A run of records
• • • • •
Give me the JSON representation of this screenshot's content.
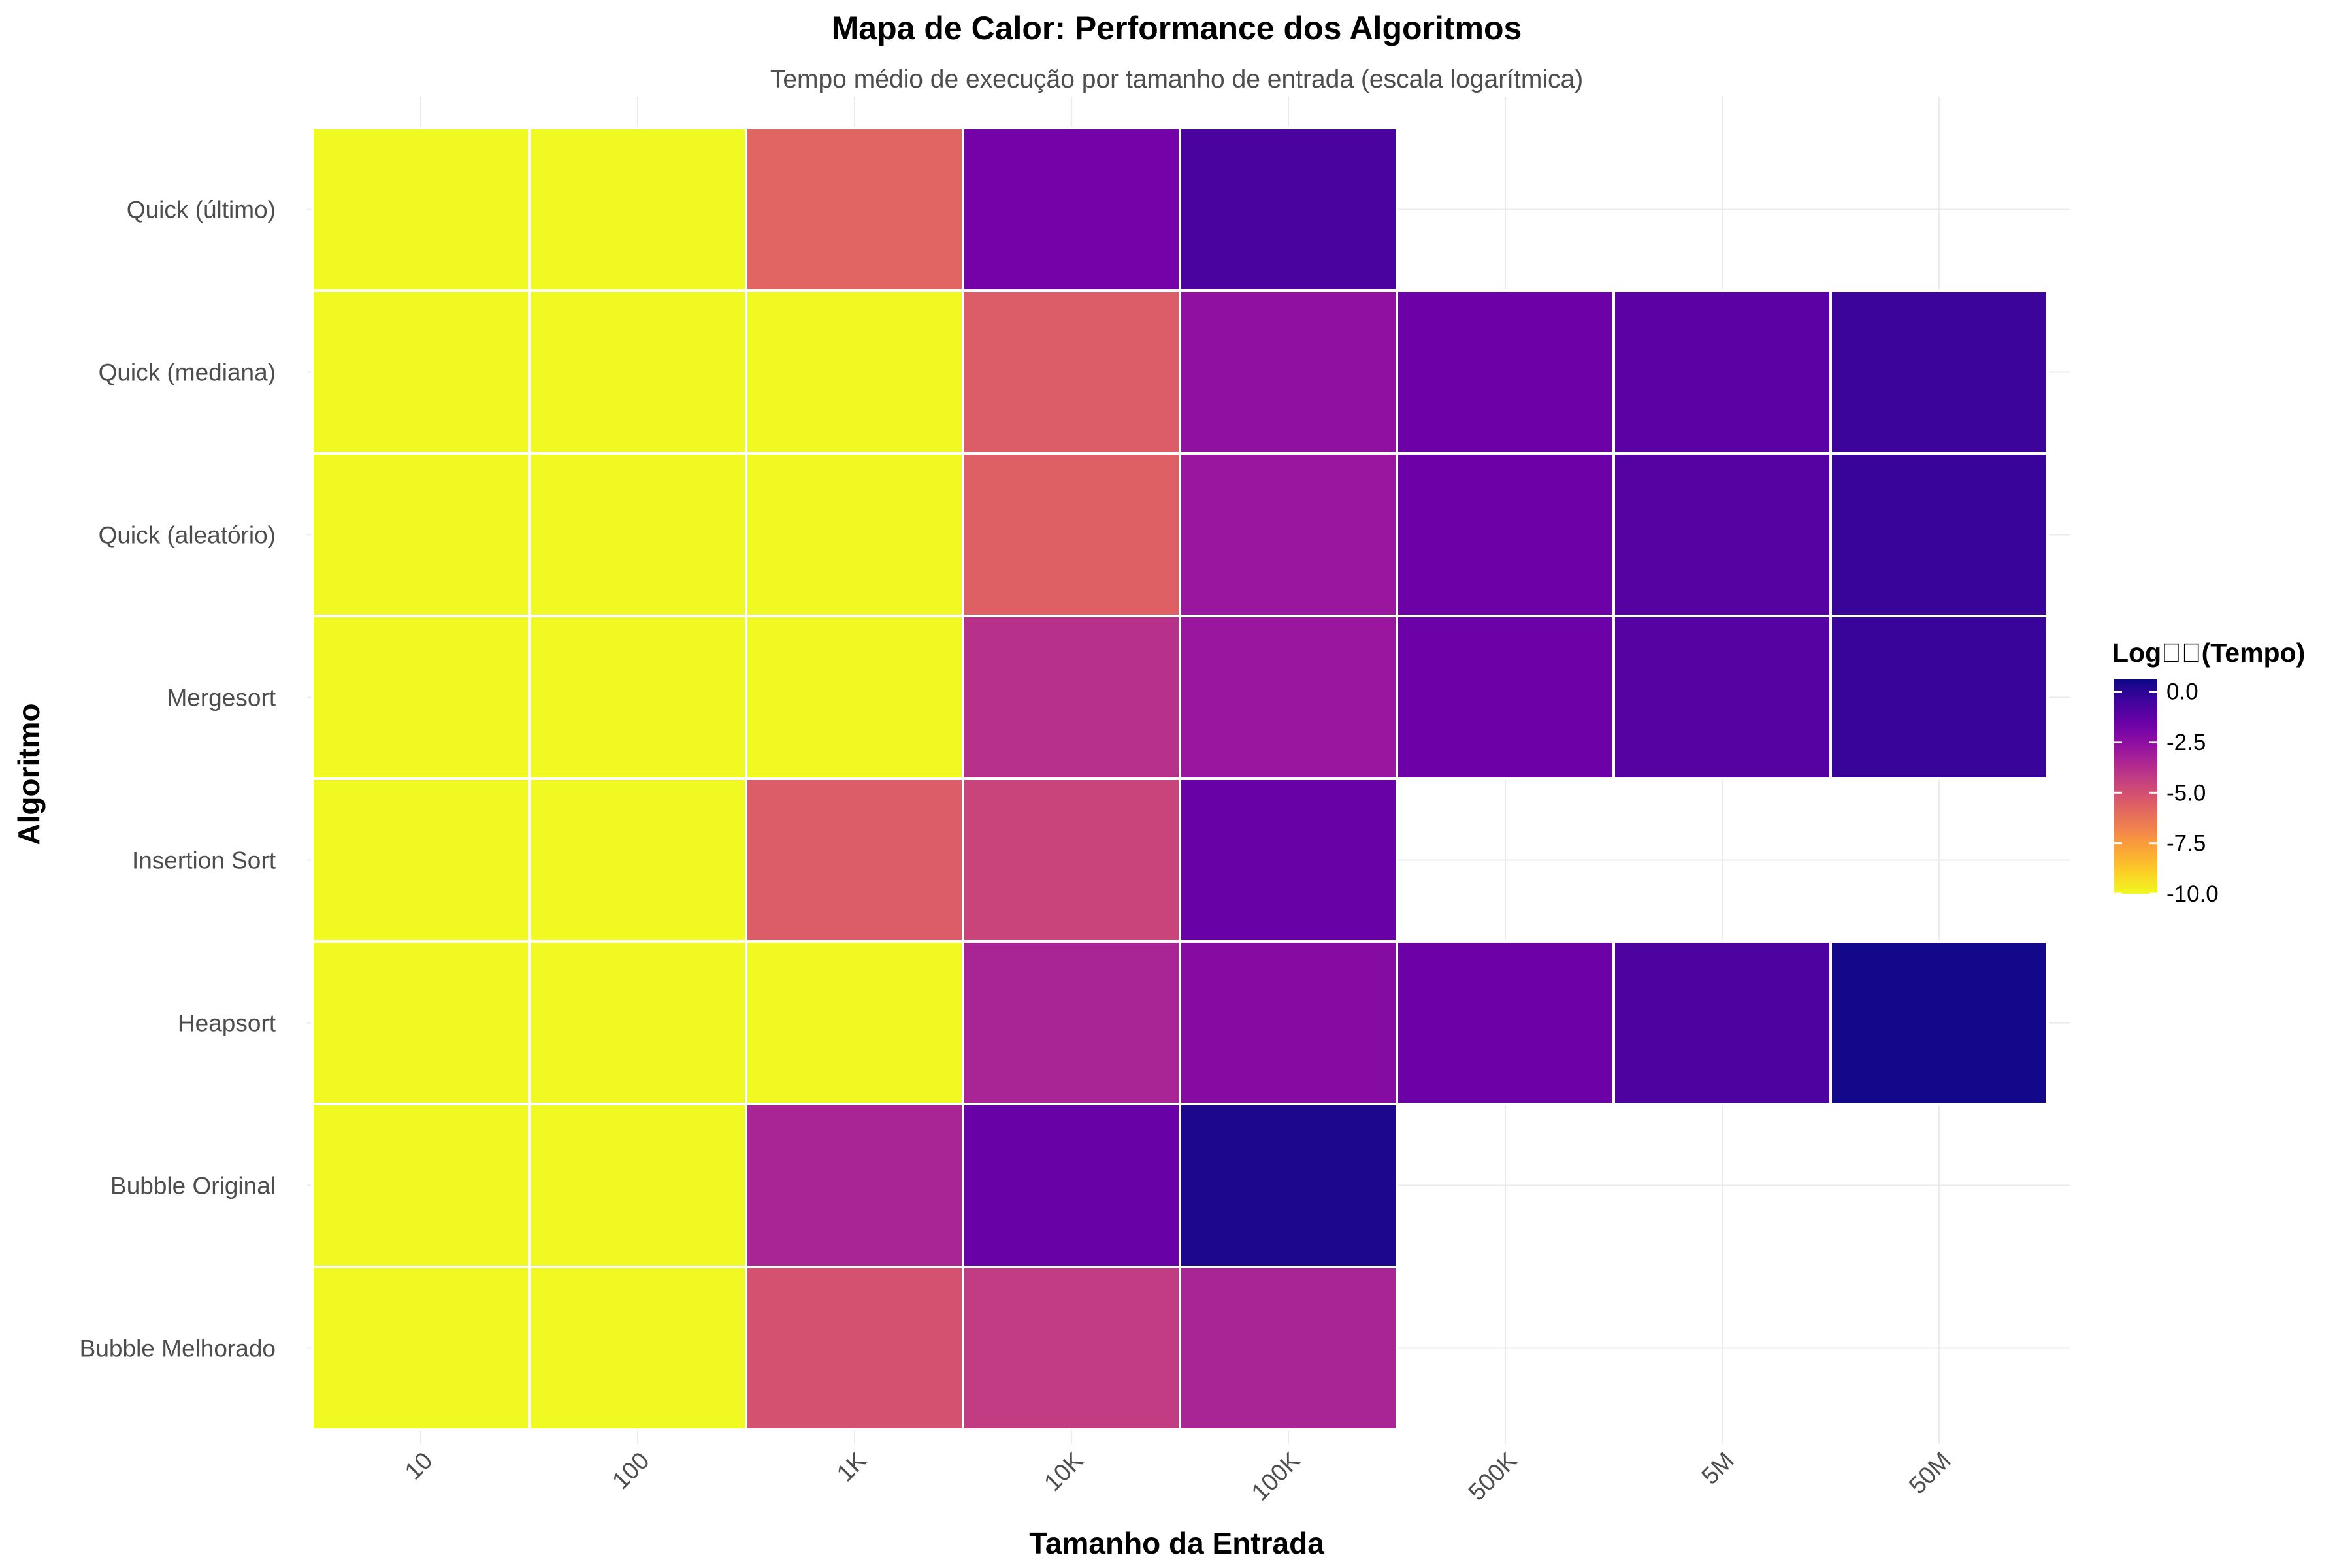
{
  "chart_data": {
    "type": "heatmap",
    "title": "Mapa de Calor: Performance dos Algoritmos",
    "subtitle": "Tempo médio de execução por tamanho de entrada (escala logarítmica)",
    "xlabel": "Tamanho da Entrada",
    "ylabel": "Algoritmo",
    "x_categories": [
      "10",
      "100",
      "1K",
      "10K",
      "100K",
      "500K",
      "5M",
      "50M"
    ],
    "y_categories": [
      "Quick (último)",
      "Quick (mediana)",
      "Quick (aleatório)",
      "Mergesort",
      "Insertion Sort",
      "Heapsort",
      "Bubble Original",
      "Bubble Melhorado"
    ],
    "values": [
      [
        -10.0,
        -10.0,
        -5.8,
        -1.8,
        -0.7,
        null,
        null,
        null
      ],
      [
        -10.0,
        -10.0,
        -10.0,
        -5.5,
        -2.6,
        -1.6,
        -1.1,
        -0.4
      ],
      [
        -10.0,
        -10.0,
        -10.0,
        -5.6,
        -2.9,
        -1.6,
        -1.0,
        -0.3
      ],
      [
        -10.0,
        -10.0,
        -10.0,
        -3.9,
        -2.9,
        -1.6,
        -1.0,
        -0.3
      ],
      [
        -10.0,
        -10.0,
        -5.5,
        -4.6,
        -1.5,
        null,
        null,
        null
      ],
      [
        -10.0,
        -10.0,
        -10.0,
        -3.4,
        -2.3,
        -1.6,
        -0.8,
        0.5
      ],
      [
        -10.0,
        -10.0,
        -3.4,
        -1.5,
        0.3,
        null,
        null,
        null
      ],
      [
        -10.0,
        -10.0,
        -5.1,
        -4.3,
        -3.4,
        null,
        null,
        null
      ]
    ],
    "legend": {
      "title": "Log\u0000\u0000(Tempo)",
      "ticks": [
        0.0,
        -2.5,
        -5.0,
        -7.5,
        -10.0
      ],
      "tick_labels": [
        "0.0",
        "-2.5",
        "-5.0",
        "-7.5",
        "-10.0"
      ],
      "range": [
        -10.0,
        0.6
      ],
      "placement": "right",
      "colormap": "plasma-reversed"
    },
    "grid": true,
    "colors": {
      "cell_border": "#ffffff",
      "grid": "#ebebeb",
      "plasma": [
        "#0d0887",
        "#46039f",
        "#7201a8",
        "#9c179e",
        "#bd3786",
        "#d8576b",
        "#ed7953",
        "#fb9f3a",
        "#fdca26",
        "#f0f921"
      ]
    }
  }
}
• • • • •
Identify lines with the string "Tempo". Copy each one.

    "subtitle": "Tempo médio de execução por tamanho de entrada (escala logarítmica)",
      "title": "Log\u0000\u0000(Tempo)",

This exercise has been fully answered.